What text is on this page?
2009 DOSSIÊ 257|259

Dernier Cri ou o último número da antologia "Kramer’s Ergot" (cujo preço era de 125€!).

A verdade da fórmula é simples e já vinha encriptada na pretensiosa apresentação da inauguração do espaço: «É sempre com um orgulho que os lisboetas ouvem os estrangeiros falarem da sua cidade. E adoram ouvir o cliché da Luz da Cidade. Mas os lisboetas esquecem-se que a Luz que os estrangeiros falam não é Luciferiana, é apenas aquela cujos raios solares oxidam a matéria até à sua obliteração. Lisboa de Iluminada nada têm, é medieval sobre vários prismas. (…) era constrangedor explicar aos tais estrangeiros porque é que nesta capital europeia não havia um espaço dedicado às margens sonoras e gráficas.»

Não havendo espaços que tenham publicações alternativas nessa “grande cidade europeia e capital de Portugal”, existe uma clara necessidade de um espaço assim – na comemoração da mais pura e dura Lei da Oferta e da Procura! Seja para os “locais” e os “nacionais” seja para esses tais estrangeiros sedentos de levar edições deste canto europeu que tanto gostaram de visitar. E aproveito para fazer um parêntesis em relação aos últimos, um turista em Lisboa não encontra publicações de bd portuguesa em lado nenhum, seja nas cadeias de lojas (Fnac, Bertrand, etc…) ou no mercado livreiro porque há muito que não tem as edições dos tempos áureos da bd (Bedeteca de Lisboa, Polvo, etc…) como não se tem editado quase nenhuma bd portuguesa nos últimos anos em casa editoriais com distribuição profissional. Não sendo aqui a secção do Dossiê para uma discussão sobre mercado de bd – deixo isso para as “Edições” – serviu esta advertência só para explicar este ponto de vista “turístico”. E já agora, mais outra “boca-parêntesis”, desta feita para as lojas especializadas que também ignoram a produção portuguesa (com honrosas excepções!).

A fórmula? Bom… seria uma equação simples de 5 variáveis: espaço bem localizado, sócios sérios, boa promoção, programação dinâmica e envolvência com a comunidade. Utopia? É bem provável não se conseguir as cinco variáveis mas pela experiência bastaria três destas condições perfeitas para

== == ==

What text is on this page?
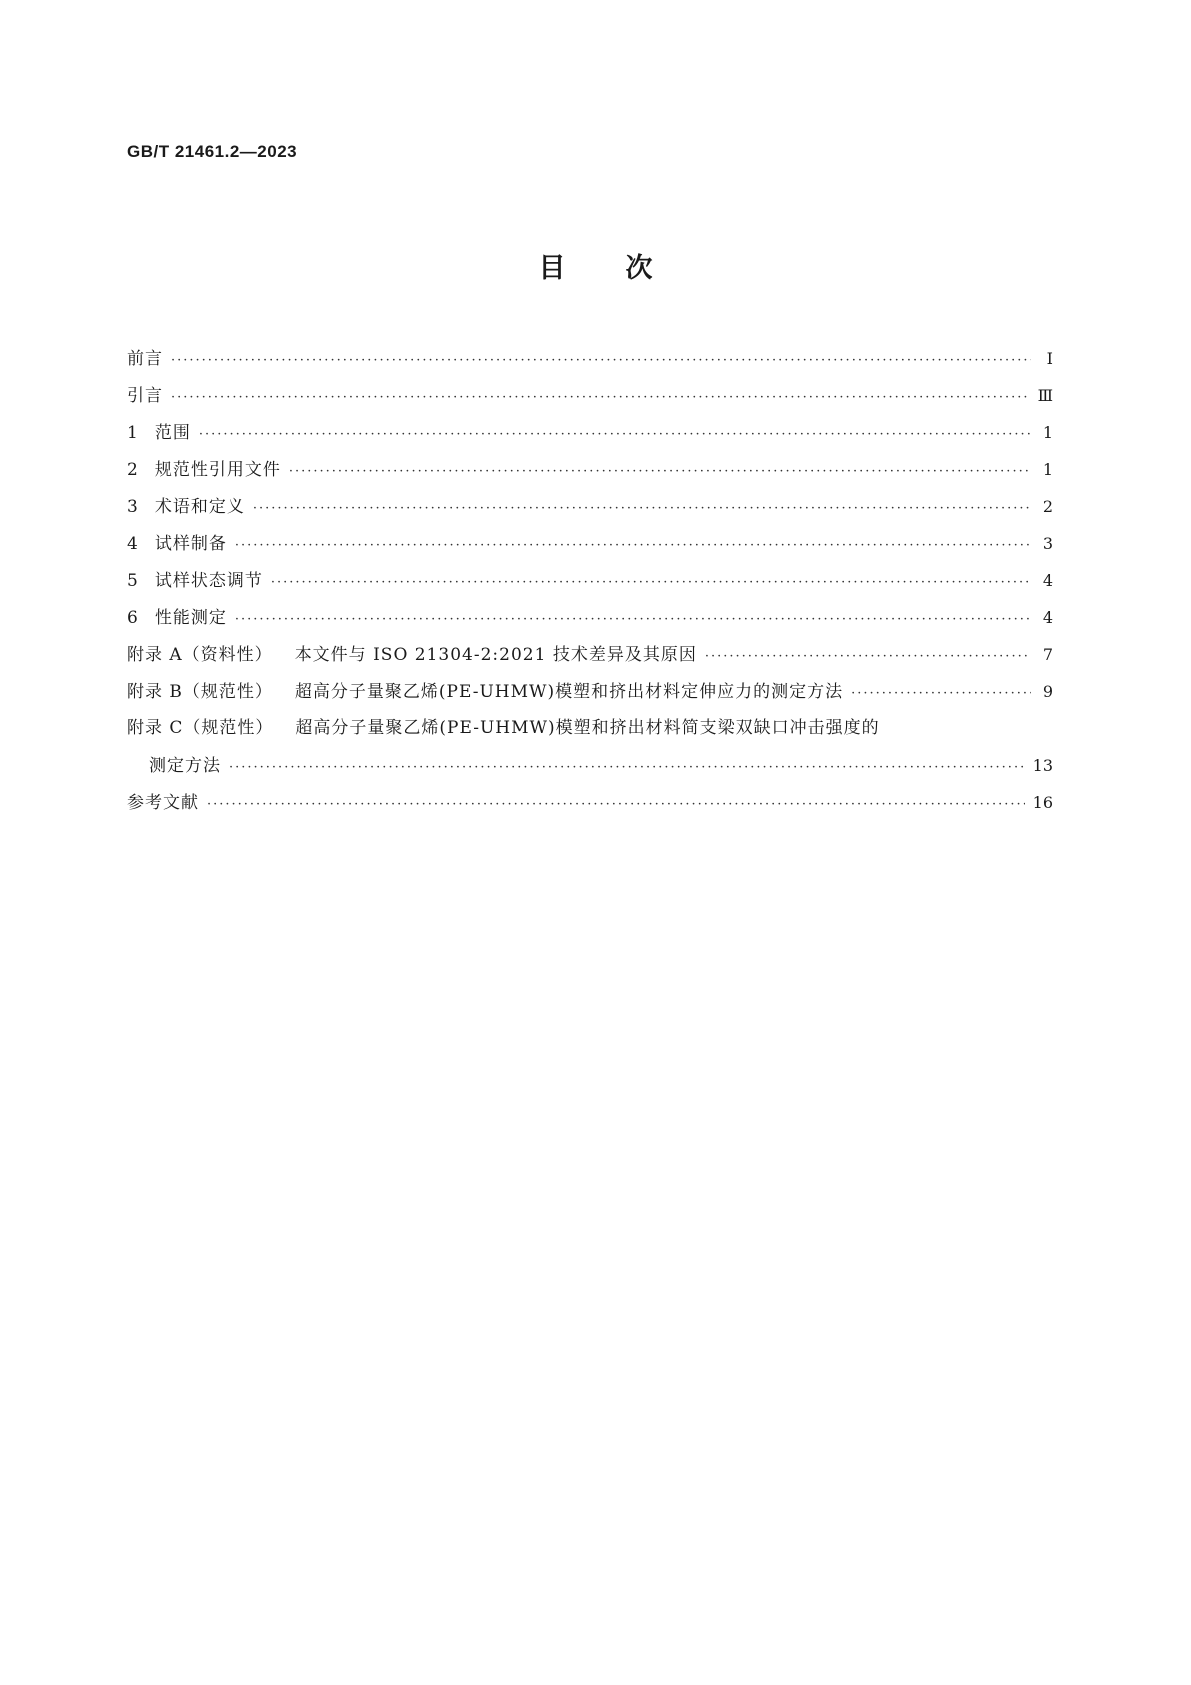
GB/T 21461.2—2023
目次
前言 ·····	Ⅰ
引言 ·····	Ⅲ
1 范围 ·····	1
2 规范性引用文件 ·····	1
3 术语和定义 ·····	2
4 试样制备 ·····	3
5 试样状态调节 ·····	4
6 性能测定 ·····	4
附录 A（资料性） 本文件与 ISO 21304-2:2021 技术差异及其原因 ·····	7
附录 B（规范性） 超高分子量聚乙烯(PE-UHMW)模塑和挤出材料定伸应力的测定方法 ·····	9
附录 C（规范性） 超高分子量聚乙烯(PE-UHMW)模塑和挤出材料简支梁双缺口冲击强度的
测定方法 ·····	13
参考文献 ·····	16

== == ==

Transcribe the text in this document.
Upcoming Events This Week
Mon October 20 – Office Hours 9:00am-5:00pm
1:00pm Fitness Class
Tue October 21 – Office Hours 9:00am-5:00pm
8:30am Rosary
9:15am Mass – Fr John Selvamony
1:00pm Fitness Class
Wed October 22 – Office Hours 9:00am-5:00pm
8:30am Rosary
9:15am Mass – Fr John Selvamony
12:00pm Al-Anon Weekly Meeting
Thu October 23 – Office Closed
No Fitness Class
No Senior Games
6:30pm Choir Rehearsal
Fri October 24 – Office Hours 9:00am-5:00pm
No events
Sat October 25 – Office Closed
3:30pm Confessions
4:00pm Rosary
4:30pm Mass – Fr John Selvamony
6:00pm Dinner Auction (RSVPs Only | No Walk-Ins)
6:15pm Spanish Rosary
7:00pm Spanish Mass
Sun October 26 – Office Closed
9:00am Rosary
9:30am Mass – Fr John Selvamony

== == ==

● **Work required**: Every line containing the string "Mass" must be listed.

● **Response to this task**:
9:15am Mass – Fr John Selvamony
9:15am Mass – Fr John Selvamony
4:30pm Mass – Fr John Selvamony
7:00pm Spanish Mass
9:30am Mass – Fr John Selvamony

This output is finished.